# START OF RECORD EXTRACTS
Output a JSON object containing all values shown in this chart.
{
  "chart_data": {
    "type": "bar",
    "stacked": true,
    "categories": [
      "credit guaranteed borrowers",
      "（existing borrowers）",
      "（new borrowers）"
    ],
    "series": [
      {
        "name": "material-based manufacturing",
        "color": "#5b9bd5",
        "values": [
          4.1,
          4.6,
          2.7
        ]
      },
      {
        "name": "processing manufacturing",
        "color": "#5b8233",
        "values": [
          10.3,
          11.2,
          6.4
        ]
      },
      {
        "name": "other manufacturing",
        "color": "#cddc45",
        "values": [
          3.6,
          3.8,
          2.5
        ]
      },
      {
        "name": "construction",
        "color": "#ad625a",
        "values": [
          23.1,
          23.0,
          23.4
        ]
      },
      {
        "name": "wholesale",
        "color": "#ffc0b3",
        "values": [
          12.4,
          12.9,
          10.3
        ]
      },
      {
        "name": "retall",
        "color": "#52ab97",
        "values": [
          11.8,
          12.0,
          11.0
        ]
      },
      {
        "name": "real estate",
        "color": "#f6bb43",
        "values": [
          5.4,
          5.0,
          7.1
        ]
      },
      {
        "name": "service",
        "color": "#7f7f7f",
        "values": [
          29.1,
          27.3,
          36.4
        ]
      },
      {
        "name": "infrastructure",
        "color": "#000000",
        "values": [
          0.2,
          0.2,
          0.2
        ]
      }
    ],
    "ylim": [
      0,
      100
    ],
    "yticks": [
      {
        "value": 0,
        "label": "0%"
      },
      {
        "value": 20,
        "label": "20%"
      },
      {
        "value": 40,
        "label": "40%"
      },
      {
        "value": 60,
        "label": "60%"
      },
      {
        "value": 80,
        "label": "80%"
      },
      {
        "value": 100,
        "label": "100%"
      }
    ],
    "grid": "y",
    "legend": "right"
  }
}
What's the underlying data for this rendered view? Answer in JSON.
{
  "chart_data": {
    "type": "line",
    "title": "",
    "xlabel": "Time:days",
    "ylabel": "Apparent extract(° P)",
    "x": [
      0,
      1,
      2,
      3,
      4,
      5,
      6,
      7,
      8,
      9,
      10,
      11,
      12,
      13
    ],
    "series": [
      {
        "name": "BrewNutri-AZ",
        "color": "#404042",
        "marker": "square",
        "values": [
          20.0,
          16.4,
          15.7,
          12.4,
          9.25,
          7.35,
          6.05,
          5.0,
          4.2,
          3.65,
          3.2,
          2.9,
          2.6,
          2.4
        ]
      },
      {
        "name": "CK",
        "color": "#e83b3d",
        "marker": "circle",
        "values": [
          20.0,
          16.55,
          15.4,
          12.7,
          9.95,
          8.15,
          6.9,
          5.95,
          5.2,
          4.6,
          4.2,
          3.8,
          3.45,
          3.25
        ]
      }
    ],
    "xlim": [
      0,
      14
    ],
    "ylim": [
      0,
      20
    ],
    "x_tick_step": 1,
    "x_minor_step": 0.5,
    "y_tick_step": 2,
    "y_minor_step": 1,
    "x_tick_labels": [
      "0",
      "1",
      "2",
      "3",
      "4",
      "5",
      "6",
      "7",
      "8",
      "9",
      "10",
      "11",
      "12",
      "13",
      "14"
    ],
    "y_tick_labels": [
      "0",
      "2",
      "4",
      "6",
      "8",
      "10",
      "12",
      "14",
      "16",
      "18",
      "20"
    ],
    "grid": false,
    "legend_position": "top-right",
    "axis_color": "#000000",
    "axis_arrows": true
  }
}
# END OF RECORD EXTRACTS
WHAT YOU WILL DO – Would you write down every record again, exactly?

REPLY –
Output a JSON object containing all values shown in this chart.
{
  "chart_data": {
    "type": "bar",
    "stacked": true,
    "categories": [
      "credit guaranteed borrowers",
      "（existing borrowers）",
      "（new borrowers）"
    ],
    "series": [
      {
        "name": "material-based manufacturing",
        "color": "#5b9bd5",
        "values": [
          4.1,
          4.6,
          2.7
        ]
      },
      {
        "name": "processing manufacturing",
        "color": "#5b8233",
        "values": [
          10.3,
          11.2,
          6.4
        ]
      },
      {
        "name": "other manufacturing",
        "color": "#cddc45",
        "values": [
          3.6,
          3.8,
          2.5
        ]
      },
      {
        "name": "construction",
        "color": "#ad625a",
        "values": [
          23.1,
          23.0,
          23.4
        ]
      },
      {
        "name": "wholesale",
        "color": "#ffc0b3",
        "values": [
          12.4,
          12.9,
          10.3
        ]
      },
      {
        "name": "retall",
        "color": "#52ab97",
        "values": [
          11.8,
          12.0,
          11.0
        ]
      },
      {
        "name": "real estate",
        "color": "#f6bb43",
        "values": [
          5.4,
          5.0,
          7.1
        ]
      },
      {
        "name": "service",
        "color": "#7f7f7f",
        "values": [
          29.1,
          27.3,
          36.4
        ]
      },
      {
        "name": "infrastructure",
        "color": "#000000",
        "values": [
          0.2,
          0.2,
          0.2
        ]
      }
    ],
    "ylim": [
      0,
      100
    ],
    "yticks": [
      {
        "value": 0,
        "label": "0%"
      },
      {
        "value": 20,
        "label": "20%"
      },
      {
        "value": 40,
        "label": "40%"
      },
      {
        "value": 60,
        "label": "60%"
      },
      {
        "value": 80,
        "label": "80%"
      },
      {
        "value": 100,
        "label": "100%"
      }
    ],
    "grid": "y",
    "legend": "right"
  }
}
What's the underlying data for this rendered view? Answer in JSON.
{
  "chart_data": {
    "type": "line",
    "title": "",
    "xlabel": "Time:days",
    "ylabel": "Apparent extract(° P)",
    "x": [
      0,
      1,
      2,
      3,
      4,
      5,
      6,
      7,
      8,
      9,
      10,
      11,
      12,
      13
    ],
    "series": [
      {
        "name": "BrewNutri-AZ",
        "color": "#404042",
        "marker": "square",
        "values": [
          20.0,
          16.4,
          15.7,
          12.4,
          9.25,
          7.35,
          6.05,
          5.0,
          4.2,
          3.65,
          3.2,
          2.9,
          2.6,
          2.4
        ]
      },
      {
        "name": "CK",
        "color": "#e83b3d",
        "marker": "circle",
        "values": [
          20.0,
          16.55,
          15.4,
          12.7,
          9.95,
          8.15,
          6.9,
          5.95,
          5.2,
          4.6,
          4.2,
          3.8,
          3.45,
          3.25
        ]
      }
    ],
    "xlim": [
      0,
      14
    ],
    "ylim": [
      0,
      20
    ],
    "x_tick_step": 1,
    "x_minor_step": 0.5,
    "y_tick_step": 2,
    "y_minor_step": 1,
    "x_tick_labels": [
      "0",
      "1",
      "2",
      "3",
      "4",
      "5",
      "6",
      "7",
      "8",
      "9",
      "10",
      "11",
      "12",
      "13",
      "14"
    ],
    "y_tick_labels": [
      "0",
      "2",
      "4",
      "6",
      "8",
      "10",
      "12",
      "14",
      "16",
      "18",
      "20"
    ],
    "grid": false,
    "legend_position": "top-right",
    "axis_color": "#000000",
    "axis_arrows": true
  }
}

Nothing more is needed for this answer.